(Recorded data)

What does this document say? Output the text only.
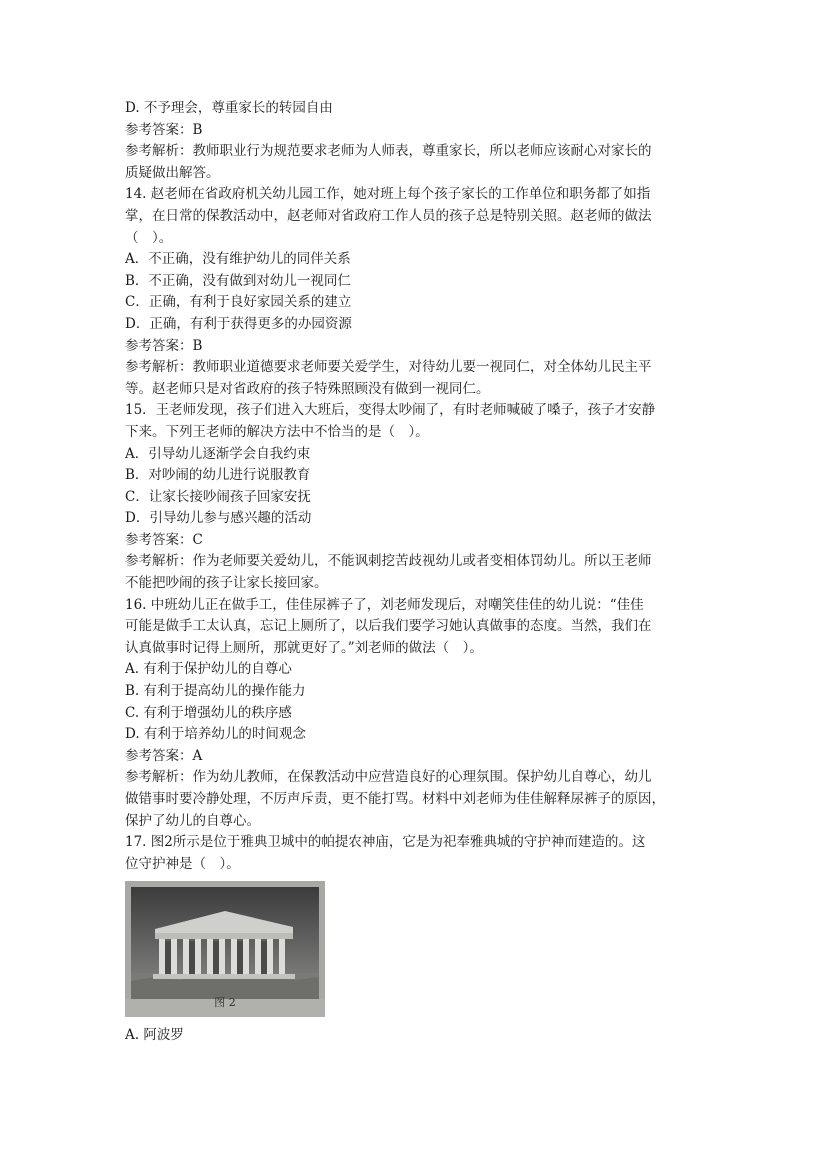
D. 不予理会，尊重家长的转园自由
参考答案：B
参考解析：教师职业行为规范要求老师为人师表，尊重家长，所以老师应该耐心对家长的
质疑做出解答。
14. 赵老师在省政府机关幼儿园工作，她对班上每个孩子家长的工作单位和职务都了如指
掌，在日常的保教活动中，赵老师对省政府工作人员的孩子总是特别关照。赵老师的做法
（　）。
A．不正确，没有维护幼儿的同伴关系
B．不正确，没有做到对幼儿一视同仁
C．正确，有利于良好家园关系的建立
D．正确，有利于获得更多的办园资源
参考答案：B
参考解析：教师职业道德要求老师要关爱学生，对待幼儿要一视同仁，对全体幼儿民主平
等。赵老师只是对省政府的孩子特殊照顾没有做到一视同仁。
15．王老师发现，孩子们进入大班后，变得太吵闹了，有时老师喊破了嗓子，孩子才安静
下来。下列王老师的解决方法中不恰当的是（　）。
A．引导幼儿逐渐学会自我约束
B．对吵闹的幼儿进行说服教育
C．让家长接吵闹孩子回家安抚
D．引导幼儿参与感兴趣的活动
参考答案：C
参考解析：作为老师要关爱幼儿，不能讽刺挖苦歧视幼儿或者变相体罚幼儿。所以王老师
不能把吵闹的孩子让家长接回家。
16. 中班幼儿正在做手工，佳佳尿裤子了，刘老师发现后，对嘲笑佳佳的幼儿说：“佳佳
可能是做手工太认真，忘记上厕所了，以后我们要学习她认真做事的态度。当然，我们在
认真做事时记得上厕所，那就更好了。”刘老师的做法（　）。
A. 有利于保护幼儿的自尊心
B. 有利于提高幼儿的操作能力
C. 有利于增强幼儿的秩序感
D. 有利于培养幼儿的时间观念
参考答案：A
参考解析：作为幼儿教师，在保教活动中应营造良好的心理氛围。保护幼儿自尊心，幼儿
做错事时要冷静处理，不厉声斥责，更不能打骂。材料中刘老师为佳佳解释尿裤子的原因，
保护了幼儿的自尊心。
17. 图2所示是位于雅典卫城中的帕提农神庙，它是为祀奉雅典城的守护神而建造的。这
位守护神是（　）。
图 2
A. 阿波罗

## OBJECTIVE
Extract every line containing the string "参考解析" from the data above.

## OUTPUT FOR THIS EXERCISE
参考解析：教师职业行为规范要求老师为人师表，尊重家长，所以老师应该耐心对家长的
参考解析：教师职业道德要求老师要关爱学生，对待幼儿要一视同仁，对全体幼儿民主平
参考解析：作为老师要关爱幼儿，不能讽刺挖苦歧视幼儿或者变相体罚幼儿。所以王老师
参考解析：作为幼儿教师，在保教活动中应营造良好的心理氛围。保护幼儿自尊心，幼儿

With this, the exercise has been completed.